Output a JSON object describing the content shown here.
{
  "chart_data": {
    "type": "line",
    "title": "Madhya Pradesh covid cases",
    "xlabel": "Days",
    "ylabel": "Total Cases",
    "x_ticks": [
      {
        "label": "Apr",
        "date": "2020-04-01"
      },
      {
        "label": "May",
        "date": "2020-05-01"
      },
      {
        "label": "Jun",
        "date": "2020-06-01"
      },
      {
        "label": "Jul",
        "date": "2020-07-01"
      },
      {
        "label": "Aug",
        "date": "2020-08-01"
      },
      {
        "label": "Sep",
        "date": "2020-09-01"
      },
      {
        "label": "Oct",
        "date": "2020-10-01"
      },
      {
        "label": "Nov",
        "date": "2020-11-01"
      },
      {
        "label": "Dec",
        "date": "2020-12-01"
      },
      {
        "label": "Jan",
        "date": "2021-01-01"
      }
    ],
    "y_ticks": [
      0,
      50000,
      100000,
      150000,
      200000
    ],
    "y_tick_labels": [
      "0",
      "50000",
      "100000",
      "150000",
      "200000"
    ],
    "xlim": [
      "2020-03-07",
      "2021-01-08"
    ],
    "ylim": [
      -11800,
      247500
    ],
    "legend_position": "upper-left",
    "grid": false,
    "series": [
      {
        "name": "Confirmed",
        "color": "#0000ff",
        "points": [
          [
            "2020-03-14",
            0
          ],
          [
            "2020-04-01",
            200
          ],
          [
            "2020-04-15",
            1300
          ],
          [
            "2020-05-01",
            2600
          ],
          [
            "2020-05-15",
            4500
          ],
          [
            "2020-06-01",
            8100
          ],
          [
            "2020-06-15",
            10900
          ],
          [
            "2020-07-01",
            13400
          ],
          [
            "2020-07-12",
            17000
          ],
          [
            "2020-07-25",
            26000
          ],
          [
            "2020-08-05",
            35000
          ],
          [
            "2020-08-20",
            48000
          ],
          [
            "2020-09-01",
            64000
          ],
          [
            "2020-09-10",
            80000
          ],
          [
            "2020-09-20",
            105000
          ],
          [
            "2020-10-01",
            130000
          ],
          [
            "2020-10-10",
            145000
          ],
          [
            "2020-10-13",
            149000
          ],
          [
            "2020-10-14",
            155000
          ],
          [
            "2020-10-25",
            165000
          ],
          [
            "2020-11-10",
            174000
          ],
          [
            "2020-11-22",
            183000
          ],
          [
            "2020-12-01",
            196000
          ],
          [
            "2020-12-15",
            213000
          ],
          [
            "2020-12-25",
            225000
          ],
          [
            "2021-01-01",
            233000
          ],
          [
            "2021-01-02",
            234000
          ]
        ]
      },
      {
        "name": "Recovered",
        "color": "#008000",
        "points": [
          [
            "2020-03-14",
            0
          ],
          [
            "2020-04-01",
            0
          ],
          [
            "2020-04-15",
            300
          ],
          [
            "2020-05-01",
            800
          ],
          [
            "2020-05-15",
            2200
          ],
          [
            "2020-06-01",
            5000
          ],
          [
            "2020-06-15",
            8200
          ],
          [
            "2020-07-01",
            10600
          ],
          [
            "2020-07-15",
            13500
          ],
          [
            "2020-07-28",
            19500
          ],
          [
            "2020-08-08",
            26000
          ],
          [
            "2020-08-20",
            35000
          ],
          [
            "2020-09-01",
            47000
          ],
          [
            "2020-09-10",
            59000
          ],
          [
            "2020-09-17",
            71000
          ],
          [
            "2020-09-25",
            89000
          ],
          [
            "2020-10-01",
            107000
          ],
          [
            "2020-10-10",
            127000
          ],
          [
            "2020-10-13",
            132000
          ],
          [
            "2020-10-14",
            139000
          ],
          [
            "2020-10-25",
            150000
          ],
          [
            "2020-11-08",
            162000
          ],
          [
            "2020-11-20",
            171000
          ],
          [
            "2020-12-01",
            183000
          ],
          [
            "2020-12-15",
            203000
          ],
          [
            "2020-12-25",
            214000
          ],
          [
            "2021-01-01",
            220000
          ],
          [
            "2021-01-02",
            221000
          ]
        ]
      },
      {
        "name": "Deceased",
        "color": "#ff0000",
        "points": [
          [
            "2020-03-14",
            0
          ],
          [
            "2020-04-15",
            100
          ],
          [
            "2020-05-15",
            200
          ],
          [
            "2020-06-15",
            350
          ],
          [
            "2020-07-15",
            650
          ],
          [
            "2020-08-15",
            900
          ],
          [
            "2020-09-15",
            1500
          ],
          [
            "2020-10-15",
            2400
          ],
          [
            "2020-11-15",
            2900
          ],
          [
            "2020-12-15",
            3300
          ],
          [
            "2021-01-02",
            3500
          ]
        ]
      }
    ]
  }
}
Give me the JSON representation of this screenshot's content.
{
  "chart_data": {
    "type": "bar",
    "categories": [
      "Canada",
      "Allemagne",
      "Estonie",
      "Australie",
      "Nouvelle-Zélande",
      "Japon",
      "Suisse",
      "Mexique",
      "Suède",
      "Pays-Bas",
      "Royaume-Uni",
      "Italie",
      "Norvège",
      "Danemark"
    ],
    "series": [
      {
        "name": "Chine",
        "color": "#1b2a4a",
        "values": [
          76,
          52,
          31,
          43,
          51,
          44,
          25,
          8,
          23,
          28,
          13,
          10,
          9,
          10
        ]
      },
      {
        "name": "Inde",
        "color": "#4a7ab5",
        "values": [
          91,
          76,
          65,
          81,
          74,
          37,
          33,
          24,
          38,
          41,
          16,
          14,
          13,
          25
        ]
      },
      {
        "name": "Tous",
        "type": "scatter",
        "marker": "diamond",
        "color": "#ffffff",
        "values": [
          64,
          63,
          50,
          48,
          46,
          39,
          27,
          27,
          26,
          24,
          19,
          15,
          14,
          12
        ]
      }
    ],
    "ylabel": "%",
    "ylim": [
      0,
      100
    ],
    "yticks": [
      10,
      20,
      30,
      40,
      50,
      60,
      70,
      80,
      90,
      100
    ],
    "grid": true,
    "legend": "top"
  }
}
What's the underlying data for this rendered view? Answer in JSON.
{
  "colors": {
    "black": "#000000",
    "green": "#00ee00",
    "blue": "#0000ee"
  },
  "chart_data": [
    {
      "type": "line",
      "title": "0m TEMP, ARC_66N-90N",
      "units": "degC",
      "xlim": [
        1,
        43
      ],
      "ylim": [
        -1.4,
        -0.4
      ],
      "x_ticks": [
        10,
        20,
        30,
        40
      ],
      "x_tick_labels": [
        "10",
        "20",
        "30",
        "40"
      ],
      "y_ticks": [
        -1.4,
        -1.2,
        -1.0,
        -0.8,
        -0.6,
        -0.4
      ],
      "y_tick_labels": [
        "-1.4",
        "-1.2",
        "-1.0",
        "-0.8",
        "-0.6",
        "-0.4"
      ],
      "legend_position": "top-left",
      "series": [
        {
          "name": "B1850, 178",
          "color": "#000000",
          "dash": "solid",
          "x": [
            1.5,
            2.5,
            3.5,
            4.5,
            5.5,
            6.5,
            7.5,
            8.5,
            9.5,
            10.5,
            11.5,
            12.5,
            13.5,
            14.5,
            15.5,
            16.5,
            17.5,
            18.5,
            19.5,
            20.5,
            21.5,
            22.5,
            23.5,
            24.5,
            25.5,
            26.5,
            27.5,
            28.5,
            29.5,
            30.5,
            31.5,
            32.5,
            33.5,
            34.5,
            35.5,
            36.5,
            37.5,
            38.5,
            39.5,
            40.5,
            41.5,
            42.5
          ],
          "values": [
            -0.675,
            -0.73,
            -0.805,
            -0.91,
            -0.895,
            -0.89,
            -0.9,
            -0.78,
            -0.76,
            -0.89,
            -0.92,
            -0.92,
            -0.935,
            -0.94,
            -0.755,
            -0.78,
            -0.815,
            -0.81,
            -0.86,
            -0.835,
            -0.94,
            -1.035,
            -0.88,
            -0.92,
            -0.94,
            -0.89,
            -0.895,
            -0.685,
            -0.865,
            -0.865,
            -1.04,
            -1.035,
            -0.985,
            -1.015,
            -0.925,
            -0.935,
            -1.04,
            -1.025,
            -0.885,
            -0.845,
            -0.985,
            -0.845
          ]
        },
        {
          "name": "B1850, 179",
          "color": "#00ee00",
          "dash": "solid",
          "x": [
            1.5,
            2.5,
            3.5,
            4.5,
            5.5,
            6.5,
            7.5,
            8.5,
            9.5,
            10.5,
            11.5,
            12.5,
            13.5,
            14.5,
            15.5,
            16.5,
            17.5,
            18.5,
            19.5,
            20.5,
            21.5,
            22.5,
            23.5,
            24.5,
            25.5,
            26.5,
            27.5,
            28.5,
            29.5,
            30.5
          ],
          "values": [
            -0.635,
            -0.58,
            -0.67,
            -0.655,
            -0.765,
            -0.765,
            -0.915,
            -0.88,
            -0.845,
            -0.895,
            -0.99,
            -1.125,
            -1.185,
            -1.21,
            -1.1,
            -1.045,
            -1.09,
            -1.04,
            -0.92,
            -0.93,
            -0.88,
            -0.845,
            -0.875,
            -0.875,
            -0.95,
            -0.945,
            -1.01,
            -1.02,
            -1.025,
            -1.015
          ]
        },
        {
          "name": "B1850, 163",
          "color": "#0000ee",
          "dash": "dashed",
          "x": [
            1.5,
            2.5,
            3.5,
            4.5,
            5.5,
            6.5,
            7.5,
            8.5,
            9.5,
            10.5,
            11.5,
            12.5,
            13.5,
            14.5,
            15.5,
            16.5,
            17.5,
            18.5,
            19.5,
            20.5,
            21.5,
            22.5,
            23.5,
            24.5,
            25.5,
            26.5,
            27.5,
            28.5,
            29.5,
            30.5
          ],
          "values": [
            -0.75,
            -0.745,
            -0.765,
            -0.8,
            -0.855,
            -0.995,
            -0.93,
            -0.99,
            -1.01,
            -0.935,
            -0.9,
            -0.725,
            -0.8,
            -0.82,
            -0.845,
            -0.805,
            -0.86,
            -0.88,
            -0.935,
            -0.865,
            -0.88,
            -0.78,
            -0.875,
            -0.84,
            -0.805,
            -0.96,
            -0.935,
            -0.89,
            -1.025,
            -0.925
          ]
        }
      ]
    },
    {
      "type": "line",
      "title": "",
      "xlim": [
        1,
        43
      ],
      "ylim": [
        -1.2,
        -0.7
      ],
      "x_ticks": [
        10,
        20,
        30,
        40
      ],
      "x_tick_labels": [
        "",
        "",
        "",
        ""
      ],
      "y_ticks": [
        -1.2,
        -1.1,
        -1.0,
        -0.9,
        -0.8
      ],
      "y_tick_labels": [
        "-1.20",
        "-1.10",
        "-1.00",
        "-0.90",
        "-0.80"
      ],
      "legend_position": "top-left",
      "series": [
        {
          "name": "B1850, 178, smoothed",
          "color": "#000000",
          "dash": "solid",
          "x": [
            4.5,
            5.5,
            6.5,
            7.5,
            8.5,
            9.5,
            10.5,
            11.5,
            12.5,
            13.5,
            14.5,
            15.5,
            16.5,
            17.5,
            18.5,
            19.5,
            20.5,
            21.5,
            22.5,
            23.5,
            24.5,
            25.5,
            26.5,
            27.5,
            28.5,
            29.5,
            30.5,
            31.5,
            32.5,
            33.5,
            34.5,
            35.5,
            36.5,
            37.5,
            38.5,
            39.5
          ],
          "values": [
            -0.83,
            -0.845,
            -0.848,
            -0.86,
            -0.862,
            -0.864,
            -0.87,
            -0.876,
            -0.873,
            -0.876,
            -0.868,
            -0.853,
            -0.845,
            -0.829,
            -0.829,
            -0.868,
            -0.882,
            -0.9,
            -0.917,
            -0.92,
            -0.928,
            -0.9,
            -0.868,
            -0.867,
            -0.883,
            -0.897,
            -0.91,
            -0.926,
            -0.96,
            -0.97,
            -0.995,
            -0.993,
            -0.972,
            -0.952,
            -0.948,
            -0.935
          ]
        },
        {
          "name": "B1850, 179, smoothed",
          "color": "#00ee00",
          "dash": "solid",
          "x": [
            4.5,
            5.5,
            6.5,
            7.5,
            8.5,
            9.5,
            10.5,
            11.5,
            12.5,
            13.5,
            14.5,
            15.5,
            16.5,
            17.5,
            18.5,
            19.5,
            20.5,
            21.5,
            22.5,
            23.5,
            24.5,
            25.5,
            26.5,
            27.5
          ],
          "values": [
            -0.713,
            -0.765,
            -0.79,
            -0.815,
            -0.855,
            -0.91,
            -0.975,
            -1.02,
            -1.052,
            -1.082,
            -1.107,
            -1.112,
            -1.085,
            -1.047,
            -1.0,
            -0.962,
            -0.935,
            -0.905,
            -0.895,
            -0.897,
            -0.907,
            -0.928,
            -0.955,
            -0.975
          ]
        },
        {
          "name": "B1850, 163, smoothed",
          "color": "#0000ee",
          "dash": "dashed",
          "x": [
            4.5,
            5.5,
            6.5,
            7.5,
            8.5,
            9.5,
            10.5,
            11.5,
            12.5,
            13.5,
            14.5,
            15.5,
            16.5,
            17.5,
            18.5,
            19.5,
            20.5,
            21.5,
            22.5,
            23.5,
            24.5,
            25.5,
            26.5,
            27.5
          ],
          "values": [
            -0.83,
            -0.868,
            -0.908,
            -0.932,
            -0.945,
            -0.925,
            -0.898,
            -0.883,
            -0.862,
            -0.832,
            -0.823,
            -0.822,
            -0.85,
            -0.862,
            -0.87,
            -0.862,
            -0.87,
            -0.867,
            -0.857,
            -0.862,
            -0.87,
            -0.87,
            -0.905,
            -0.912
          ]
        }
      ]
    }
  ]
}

### WORK TO BE COMPLETED
From the data above, copy each line that has the string "content".

### SOLVED EXERCISE
Output a JSON object describing the content shown here.
Give me the JSON representation of this screenshot's content.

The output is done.